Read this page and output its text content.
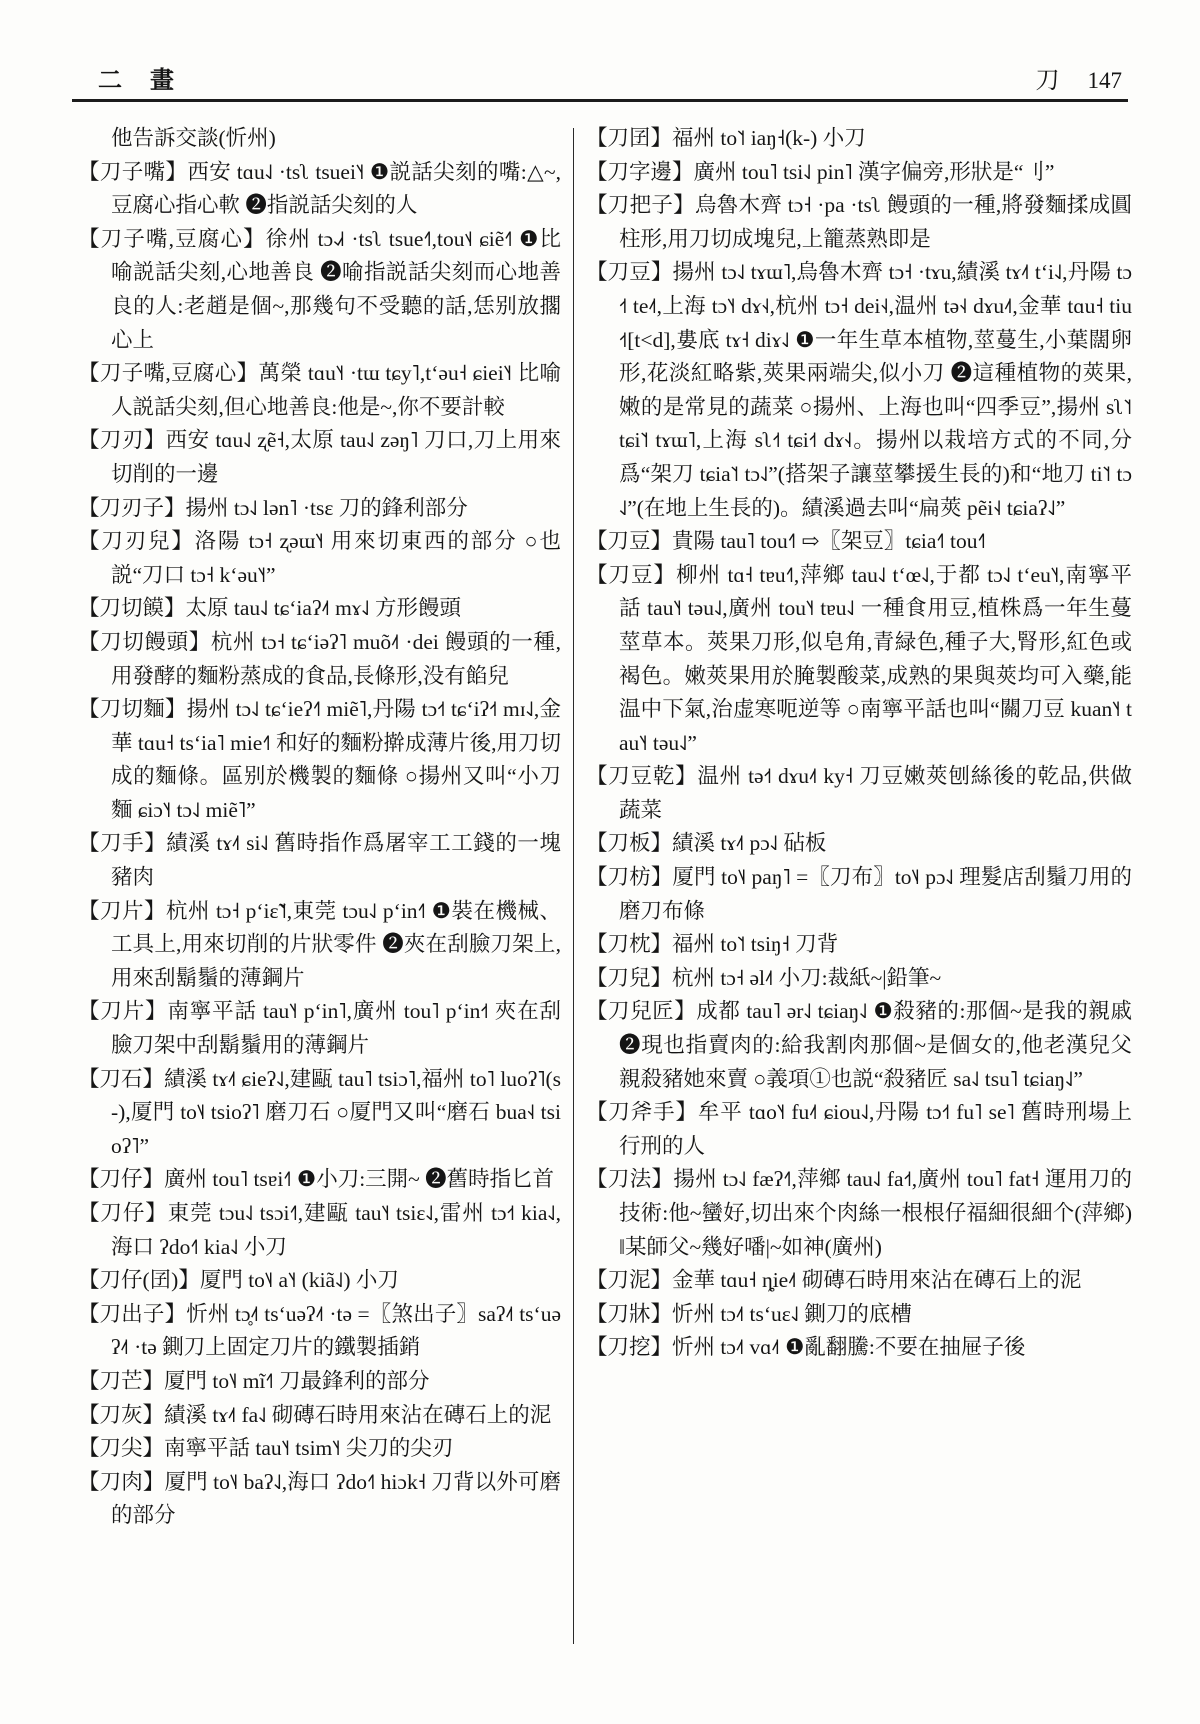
二　畫	刀 147

他告訴交談(忻州)

【刀子嘴】西安 tɑu˨˩ ·tsʅ tsuei˥˧ ❶説話尖刻的嘴:△~,豆腐心指心軟 ❷指説話尖刻的人

【刀子嘴,豆腐心】徐州 tɔ˨˩˧ ·tsʅ tsue˧˥,tou˦˨ ɕiẽ˧˥ ❶比喻説話尖刻,心地善良 ❷喻指説話尖刻而心地善良的人:老趙是個~,那幾句不受聽的話,恁别放擱心上

【刀子嘴,豆腐心】萬榮 tɑu˥˧ ·tɯ tɕy˥,tʻəu˧ ɕiei˥˧ 比喻人説話尖刻,但心地善良:他是~,你不要計較

【刀刃】西安 tɑu˨˩ ʐẽ˧,太原 tau˨˩ zəŋ˥ 刀口,刀上用來切削的一邊

【刀刃子】揚州 tɔ˨˩ lən˥ ·tsɛ 刀的鋒利部分

【刀刃兒】洛陽 tɔ˧ ʐəɯ˥˧ 用來切東西的部分 ○也説“刀口 tɔ˧ kʻəu˥˧”

【刀切饃】太原 tau˨˩ tɕʻiaʔ˨˦ mɤ˨˩ 方形饅頭

【刀切饅頭】杭州 tɔ˧ tɕʻiəʔ˥ muõ˨˦ ·dei 饅頭的一種,用發酵的麵粉蒸成的食品,長條形,没有餡兒

【刀切麵】揚州 tɔ˨˩ tɕʻieʔ˧˥ miẽ˥,丹陽 tɔ˧˦ tɕʻiʔ˧˦ mɪ˨˩,金華 tɑu˧ tsʻia˥ mie˧˥ 和好的麵粉擀成薄片後,用刀切成的麵條。區别於機製的麵條 ○揚州又叫“小刀麵 ɕiɔ˥˧ tɔ˨˩ miẽ˥”

【刀手】績溪 tɤ˨˦ si˨˩ 舊時指作爲屠宰工工錢的一塊豬肉

【刀片】杭州 tɔ˧ pʻiɛ̃˥˦,東莞 tɔu˨˩ pʻin˧˥ ❶裝在機械、工具上,用來切削的片狀零件 ❷夾在刮臉刀架上,用來刮鬍鬚的薄鋼片

【刀片】南寧平話 tau˥˧ pʻin˥,廣州 tou˥ pʻin˧˦ 夾在刮臉刀架中刮鬍鬚用的薄鋼片

【刀石】績溪 tɤ˨˦ ɕieʔ˨˩,建甌 tau˥ tsiɔ˥,福州 to˥ luoʔ˥(s-),厦門 to˥˨ tsioʔ˥ 磨刀石 ○厦門又叫“磨石 bua˧˨ tsioʔ˥”

【刀仔】廣州 tou˥ tsɐi˧˥ ❶小刀:三開~ ❷舊時指匕首

【刀仔】東莞 tɔu˨˩ tsɔi˧˥,建甌 tau˥˧ tsiɛ˨˩,雷州 tɔ˧˦ kia˨˩,海口 ʔdo˧˥ kia˨˩ 小刀

【刀仔(囝)】厦門 to˥˨ a˥˧ (kiã˨˩) 小刀

【刀出子】忻州 tɔ̥˨˦ tsʻuəʔ˨˦ ·tə =〖煞出子〗saʔ˨˦ tsʻuəʔ˨˦ ·tə 鍘刀上固定刀片的鐵製插銷

【刀芒】厦門 to˥˨ mĩ˧˥ 刀最鋒利的部分

【刀灰】績溪 tɤ˨˦ fa˨˩ 砌磚石時用來沾在磚石上的泥

【刀尖】南寧平話 tau˥˧ tsim˥˧ 尖刀的尖刃

【刀肉】厦門 to˥˨ baʔ˨˩,海口 ʔdo˧˥ hiɔk˧ 刀背以外可磨的部分

【刀囝】福州 to˥˦ iaŋ˧(k-) 小刀

【刀字邊】廣州 tou˥ tsi˨˩ pin˥ 漢字偏旁,形狀是“刂”

【刀把子】烏魯木齊 tɔ˧ ·pa ·tsʅ 饅頭的一種,將發麵揉成圓柱形,用刀切成塊兒,上籠蒸熟即是

【刀豆】揚州 tɔ˨˩ tɤɯ˥,烏魯木齊 tɔ˧ ·tɤu,績溪 tɤ˨˦ tʻi˨˩,丹陽 tɔ˧˦ te˨˦,上海 tɔ˥˧ dɤ˧˨,杭州 tɔ˧ dei˧˨,温州 tə˧˨ dɤu˨˦,金華 tɑu˧ tiu˧˦[t<d],婁底 tɤ˧ diɤ˨˩ ❶一年生草本植物,莖蔓生,小葉闊卵形,花淡紅略紫,莢果兩端尖,似小刀 ❷這種植物的莢果,嫩的是常見的蔬菜 ○揚州、上海也叫“四季豆”,揚州 sʅ˥˦ tɕi˥˦ tɤɯ˥,上海 sʅ˧˦ tɕi˧˦ dɤ˧˨。揚州以栽培方式的不同,分爲“架刀 tɕia˥˦ tɔ˨˩”(搭架子讓莖攀援生長的)和“地刀 ti˥˦ tɔ˨˩”(在地上生長的)。績溪過去叫“扁莢 pẽi˧˨ tɕiaʔ˨˩”

【刀豆】貴陽 tau˥ tou˧˥ ⇨〖架豆〗tɕia˧˥ tou˧˥

【刀豆】柳州 tɑ˧ tɐu˧˥,萍鄉 tau˨˩ tʻœ˨˩,于都 tɔ˨˩ tʻeu˥˧,南寧平話 tau˥˧ təu˨˩,廣州 tou˥˧ tɐu˨˩ 一種食用豆,植株爲一年生蔓莖草本。莢果刀形,似皂角,青緑色,種子大,腎形,紅色或褐色。嫩莢果用於腌製酸菜,成熟的果與莢均可入藥,能温中下氣,治虚寒呃逆等 ○南寧平話也叫“關刀豆 kuan˥˧ tau˥˧ təu˨˩”

【刀豆乾】温州 tə˧˦ dɤu˨˦ ky˧ 刀豆嫩莢刨絲後的乾品,供做蔬菜

【刀板】績溪 tɤ˨˦ pɔ˨˩ 砧板

【刀枋】厦門 to˥˨ paŋ˥ =〖刀布〗to˥˨ pɔ˨˩ 理髮店刮鬚刀用的磨刀布條

【刀枕】福州 to˥˦ tsiŋ˧ 刀背

【刀兒】杭州 tɔ˧ əl˨˦ 小刀:裁紙~|鉛筆~

【刀兒匠】成都 tau˥ ər˨˩ tɕiaŋ˨˩ ❶殺豬的:那個~是我的親戚 ❷現也指賣肉的:給我割肉那個~是個女的,他老漢兒父親殺豬她來賣 ○義項①也説“殺豬匠 sa˨˩ tsu˥ tɕiaŋ˨˩”

【刀斧手】牟平 tɑo˥˧ fu˨˦ ɕiou˨˩,丹陽 tɔ˧˦ fu˥ se˥ 舊時刑場上行刑的人

【刀法】揚州 tɔ˨˩ fæʔ˧˥,萍鄉 tau˨˩ fa˧˦,廣州 tou˥ fat˧ 運用刀的技術:他~蠻好,切出來个肉絲一根根仔福細很細个(萍鄉)‖某師父~幾好噃|~如神(廣州)

【刀泥】金華 tɑu˧ ȵie˨˦ 砌磚石時用來沾在磚石上的泥

【刀牀】忻州 tɔ˨˦ tsʻuɛ˨˩ 鍘刀的底槽

【刀挖】忻州 tɔ˨˦ vɑ˨˦ ❶亂翻騰:不要在抽屉子後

■ To be done: Look through the entries and find each line that has the string "南寧平話". Copy those lines.

■ Reply to the exercise:
【刀片】南寧平話 tau˥˧ pʻin˥,廣州 tou˥ pʻin˧˦ 夾在刮臉刀架中刮鬍鬚用的薄鋼片
【刀尖】南寧平話 tau˥˧ tsim˥˧ 尖刀的尖刃
【刀豆】柳州 tɑ˧ tɐu˧˥,萍鄉 tau˨˩ tʻœ˨˩,于都 tɔ˨˩ tʻeu˥˧,南寧平話 tau˥˧ təu˨˩,廣州 tou˥˧ tɐu˨˩ 一種食用豆,植株爲一年生蔓莖草本。莢果刀形,似皂角,青緑色,種子大,腎形,紅色或褐色。嫩莢果用於腌製酸菜,成熟的果與莢均可入藥,能温中下氣,治虚寒呃逆等 ○南寧平話也叫“關刀豆 kuan˥˧ tau˥˧ təu˨˩”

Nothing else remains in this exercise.